WHAT IS EXPECTED
Report every line in the listing below where the string "shoulder" shows up.

DATA LINES

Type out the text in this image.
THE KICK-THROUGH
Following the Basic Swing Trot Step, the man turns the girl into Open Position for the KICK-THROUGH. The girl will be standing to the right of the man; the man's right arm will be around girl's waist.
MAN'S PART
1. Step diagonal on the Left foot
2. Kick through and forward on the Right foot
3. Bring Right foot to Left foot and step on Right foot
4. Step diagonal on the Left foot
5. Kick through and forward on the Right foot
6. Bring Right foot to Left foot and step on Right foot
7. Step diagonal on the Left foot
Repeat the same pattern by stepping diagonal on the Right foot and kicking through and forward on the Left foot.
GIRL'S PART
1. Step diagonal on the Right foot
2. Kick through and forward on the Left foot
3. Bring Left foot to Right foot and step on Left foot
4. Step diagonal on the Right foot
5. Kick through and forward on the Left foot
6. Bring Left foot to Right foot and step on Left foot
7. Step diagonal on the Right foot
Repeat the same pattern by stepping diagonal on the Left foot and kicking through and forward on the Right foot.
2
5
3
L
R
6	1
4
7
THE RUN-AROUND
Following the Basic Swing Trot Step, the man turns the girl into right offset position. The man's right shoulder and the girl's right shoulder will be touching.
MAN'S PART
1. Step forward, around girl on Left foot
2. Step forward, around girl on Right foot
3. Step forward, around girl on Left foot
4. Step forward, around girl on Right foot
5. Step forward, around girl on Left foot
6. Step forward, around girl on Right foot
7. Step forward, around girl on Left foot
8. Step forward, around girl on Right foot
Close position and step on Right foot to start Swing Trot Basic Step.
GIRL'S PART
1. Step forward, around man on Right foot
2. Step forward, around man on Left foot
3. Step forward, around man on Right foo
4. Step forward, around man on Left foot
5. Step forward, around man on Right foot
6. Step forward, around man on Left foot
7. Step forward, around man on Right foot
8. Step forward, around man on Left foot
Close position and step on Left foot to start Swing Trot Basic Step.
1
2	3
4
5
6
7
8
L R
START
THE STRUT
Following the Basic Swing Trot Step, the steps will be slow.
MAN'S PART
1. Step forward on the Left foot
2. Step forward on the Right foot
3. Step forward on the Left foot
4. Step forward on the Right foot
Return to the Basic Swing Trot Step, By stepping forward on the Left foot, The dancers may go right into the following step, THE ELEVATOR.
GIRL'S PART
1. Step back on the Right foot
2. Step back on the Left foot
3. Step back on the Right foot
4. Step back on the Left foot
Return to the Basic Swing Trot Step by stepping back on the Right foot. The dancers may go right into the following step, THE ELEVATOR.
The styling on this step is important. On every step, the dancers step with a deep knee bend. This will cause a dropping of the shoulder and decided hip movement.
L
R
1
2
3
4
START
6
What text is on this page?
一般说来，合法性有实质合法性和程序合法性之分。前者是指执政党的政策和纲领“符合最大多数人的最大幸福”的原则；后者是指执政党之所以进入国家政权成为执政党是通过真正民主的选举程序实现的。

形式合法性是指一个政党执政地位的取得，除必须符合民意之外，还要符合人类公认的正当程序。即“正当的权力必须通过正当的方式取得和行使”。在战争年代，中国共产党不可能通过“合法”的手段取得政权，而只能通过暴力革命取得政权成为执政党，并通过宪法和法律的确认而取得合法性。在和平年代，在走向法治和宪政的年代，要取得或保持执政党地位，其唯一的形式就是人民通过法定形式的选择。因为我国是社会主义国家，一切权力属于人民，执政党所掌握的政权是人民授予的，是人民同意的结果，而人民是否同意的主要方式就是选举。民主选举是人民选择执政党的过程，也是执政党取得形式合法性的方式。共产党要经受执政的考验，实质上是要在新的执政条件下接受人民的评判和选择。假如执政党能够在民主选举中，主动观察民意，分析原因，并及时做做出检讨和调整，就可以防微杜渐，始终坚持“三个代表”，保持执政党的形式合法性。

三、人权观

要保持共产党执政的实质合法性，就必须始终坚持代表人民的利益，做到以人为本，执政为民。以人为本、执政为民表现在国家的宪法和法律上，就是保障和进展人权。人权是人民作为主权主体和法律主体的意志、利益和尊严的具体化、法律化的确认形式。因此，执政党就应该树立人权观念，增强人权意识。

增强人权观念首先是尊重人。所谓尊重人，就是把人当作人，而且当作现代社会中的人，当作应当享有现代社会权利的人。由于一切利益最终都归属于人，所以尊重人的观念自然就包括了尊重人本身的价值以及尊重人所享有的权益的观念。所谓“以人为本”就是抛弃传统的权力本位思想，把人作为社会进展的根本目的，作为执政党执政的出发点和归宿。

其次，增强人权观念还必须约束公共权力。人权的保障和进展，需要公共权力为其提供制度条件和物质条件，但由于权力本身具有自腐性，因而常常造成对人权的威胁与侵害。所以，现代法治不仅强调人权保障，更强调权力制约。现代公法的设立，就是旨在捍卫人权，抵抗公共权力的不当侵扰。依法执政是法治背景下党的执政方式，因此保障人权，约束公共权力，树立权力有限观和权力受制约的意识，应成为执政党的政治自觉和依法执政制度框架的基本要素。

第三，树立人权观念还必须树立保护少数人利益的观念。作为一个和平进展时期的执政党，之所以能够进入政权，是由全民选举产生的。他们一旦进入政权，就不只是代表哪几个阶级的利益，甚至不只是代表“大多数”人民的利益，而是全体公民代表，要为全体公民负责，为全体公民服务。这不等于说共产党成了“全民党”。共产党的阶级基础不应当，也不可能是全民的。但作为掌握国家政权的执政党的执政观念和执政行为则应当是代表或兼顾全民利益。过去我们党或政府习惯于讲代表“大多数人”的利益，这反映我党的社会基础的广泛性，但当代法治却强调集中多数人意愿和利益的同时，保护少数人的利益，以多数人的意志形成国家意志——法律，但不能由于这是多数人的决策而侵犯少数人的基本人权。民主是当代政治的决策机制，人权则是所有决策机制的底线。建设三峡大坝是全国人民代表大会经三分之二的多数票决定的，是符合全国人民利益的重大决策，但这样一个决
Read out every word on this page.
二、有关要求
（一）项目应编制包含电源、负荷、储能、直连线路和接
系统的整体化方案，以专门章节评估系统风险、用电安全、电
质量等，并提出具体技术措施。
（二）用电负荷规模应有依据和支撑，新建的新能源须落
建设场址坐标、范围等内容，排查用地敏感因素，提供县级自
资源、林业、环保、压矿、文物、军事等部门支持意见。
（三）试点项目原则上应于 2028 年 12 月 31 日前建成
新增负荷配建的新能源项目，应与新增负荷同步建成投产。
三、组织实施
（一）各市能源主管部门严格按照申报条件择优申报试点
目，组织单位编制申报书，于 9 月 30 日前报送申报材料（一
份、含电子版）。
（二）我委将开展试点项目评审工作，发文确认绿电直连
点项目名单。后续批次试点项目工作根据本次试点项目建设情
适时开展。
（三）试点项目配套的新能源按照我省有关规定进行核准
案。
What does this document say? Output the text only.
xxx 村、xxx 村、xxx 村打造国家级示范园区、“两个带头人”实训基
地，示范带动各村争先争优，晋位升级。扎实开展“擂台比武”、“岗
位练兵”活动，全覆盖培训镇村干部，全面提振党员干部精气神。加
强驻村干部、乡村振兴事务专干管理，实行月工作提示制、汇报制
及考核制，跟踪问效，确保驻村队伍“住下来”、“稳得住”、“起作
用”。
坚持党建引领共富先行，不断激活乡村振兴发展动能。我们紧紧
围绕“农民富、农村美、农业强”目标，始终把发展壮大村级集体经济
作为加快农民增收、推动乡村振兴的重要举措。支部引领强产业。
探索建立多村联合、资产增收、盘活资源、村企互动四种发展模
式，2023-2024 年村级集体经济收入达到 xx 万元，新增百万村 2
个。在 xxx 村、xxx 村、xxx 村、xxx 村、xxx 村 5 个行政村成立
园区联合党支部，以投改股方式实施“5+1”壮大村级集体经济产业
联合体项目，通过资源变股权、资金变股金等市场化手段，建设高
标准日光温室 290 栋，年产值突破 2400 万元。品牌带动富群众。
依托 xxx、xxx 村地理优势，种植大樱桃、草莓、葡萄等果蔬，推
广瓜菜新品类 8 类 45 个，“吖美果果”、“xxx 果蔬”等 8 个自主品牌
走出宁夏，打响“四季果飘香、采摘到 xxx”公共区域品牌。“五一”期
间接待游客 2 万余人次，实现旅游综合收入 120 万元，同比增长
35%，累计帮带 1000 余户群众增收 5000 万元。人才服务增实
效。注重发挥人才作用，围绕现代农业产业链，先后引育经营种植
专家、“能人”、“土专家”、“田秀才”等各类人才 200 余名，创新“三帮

SOLUTION FOR THIS EXERCISE
Following the Basic Swing Trot Step, the man turns the girl into right offset position. The man's right shoulder and the girl's right shoulder will be touching.
The styling on this step is important. On every step, the dancers step with a deep knee bend. This will cause a dropping of the shoulder and decided hip movement.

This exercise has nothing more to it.